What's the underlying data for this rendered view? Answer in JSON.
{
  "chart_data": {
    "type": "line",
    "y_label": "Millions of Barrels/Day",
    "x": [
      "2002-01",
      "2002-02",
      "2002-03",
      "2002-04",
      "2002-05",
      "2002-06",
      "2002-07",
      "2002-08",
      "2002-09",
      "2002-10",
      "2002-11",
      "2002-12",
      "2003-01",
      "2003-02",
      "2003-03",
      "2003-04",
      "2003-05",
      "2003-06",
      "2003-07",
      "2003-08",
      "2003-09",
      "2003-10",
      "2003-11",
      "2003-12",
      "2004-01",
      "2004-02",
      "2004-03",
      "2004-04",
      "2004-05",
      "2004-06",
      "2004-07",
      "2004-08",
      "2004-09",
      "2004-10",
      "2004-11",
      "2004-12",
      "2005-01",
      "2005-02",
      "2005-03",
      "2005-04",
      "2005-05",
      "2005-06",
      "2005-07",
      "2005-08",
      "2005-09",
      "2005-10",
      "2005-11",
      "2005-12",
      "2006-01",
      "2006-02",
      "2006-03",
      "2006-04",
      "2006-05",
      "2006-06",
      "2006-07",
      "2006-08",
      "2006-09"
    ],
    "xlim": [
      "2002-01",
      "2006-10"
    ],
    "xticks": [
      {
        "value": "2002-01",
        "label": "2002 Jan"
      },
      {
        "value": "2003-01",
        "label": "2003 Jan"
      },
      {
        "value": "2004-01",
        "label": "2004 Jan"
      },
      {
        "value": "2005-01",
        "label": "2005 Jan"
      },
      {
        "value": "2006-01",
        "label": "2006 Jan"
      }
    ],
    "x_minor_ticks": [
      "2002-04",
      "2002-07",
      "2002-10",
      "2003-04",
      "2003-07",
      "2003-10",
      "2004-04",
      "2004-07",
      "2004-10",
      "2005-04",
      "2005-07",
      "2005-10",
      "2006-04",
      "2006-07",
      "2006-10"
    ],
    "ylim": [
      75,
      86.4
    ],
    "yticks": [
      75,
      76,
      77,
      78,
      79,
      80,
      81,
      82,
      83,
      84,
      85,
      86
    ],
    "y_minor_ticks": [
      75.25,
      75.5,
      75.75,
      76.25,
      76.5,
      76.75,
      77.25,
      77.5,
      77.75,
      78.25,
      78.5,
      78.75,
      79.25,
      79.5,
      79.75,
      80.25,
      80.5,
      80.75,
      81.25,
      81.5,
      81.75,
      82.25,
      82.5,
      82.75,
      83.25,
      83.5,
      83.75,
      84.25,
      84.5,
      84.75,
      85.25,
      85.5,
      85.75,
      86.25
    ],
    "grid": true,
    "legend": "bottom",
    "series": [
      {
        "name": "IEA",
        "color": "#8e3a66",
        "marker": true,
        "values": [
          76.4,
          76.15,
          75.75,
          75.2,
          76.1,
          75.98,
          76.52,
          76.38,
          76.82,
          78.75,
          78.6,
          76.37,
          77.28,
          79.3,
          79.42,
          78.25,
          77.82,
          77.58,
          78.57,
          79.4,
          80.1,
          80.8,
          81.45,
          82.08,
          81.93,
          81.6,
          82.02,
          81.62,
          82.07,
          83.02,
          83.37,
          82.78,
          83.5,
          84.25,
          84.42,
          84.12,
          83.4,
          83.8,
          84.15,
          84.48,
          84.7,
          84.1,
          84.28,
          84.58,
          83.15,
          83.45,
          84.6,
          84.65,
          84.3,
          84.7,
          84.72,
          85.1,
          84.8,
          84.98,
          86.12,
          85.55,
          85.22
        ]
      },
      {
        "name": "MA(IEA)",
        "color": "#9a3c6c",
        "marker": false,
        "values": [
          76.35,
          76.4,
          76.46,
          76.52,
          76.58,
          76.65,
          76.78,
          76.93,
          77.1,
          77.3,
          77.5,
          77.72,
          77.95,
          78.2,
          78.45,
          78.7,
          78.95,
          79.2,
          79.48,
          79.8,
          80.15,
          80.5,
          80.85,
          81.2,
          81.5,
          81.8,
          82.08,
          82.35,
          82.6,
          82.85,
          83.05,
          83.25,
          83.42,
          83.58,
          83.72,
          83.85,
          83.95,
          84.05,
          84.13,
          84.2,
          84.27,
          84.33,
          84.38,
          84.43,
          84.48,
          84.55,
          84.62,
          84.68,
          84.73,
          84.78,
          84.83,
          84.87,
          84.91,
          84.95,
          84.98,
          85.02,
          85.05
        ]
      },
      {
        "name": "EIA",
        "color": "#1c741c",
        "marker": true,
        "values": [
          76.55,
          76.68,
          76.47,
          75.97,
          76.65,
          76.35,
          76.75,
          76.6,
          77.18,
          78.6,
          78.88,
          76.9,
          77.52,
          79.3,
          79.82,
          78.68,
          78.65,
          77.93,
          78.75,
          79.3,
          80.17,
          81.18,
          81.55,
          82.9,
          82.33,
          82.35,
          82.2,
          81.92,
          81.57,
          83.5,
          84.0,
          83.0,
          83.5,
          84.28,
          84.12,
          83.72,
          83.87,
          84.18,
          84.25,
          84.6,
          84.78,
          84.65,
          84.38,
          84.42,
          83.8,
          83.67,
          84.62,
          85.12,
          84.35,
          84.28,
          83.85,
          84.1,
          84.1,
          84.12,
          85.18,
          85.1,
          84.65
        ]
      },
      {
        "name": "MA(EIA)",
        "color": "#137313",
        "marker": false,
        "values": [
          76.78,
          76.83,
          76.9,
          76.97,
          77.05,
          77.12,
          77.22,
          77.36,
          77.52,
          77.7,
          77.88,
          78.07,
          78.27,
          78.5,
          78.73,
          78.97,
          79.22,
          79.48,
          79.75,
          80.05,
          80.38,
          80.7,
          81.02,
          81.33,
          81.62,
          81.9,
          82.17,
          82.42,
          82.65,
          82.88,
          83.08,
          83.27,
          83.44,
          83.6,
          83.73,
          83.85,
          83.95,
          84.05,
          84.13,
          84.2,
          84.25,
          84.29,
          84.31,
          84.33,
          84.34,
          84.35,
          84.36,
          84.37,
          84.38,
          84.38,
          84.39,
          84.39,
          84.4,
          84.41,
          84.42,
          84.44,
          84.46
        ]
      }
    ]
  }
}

★ ★ ★ ★ ★ ★ ★

• Challenge: Copy out all lines from the material above that contain the string "color".

• Output of the task:
        "color": "#8e3a66",
        "color": "#9a3c6c",
        "color": "#1c741c",
        "color": "#137313",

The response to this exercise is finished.